▸ WRITTEN TASK: In the listing below, find every line with the string "this" and pull it out.

▸ INFORMATION PROVIDED:
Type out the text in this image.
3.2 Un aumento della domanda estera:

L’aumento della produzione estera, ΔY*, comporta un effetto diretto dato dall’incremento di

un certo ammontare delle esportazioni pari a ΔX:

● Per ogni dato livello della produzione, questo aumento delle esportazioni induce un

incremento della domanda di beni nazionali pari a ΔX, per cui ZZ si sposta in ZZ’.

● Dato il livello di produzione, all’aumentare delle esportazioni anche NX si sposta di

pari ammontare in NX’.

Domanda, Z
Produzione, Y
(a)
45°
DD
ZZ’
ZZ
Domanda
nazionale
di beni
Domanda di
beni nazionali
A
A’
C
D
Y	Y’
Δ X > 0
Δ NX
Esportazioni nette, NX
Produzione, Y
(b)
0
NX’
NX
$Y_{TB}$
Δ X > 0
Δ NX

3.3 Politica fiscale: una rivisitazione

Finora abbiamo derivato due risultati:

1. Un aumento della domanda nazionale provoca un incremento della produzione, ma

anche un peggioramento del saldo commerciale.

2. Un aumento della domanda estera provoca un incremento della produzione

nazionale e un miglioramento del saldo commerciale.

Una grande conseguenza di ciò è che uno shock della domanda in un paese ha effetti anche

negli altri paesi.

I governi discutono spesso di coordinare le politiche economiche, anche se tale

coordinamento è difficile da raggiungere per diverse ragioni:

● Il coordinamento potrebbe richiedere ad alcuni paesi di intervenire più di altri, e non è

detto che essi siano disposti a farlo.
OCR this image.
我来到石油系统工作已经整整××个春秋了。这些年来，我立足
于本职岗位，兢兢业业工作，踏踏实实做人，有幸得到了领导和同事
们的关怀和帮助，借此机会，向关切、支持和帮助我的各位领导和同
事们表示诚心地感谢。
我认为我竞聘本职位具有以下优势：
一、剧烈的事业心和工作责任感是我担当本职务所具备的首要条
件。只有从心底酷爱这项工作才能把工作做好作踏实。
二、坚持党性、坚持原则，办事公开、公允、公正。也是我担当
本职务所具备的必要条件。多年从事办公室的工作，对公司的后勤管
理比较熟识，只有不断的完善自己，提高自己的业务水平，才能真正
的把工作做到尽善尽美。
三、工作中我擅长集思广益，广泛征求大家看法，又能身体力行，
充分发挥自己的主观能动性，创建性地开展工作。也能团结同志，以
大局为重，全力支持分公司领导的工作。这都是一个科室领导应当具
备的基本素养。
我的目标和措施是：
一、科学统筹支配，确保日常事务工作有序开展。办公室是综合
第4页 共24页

▸ ANSWER IN FULL:
Type out the text in this image.
OCR this image.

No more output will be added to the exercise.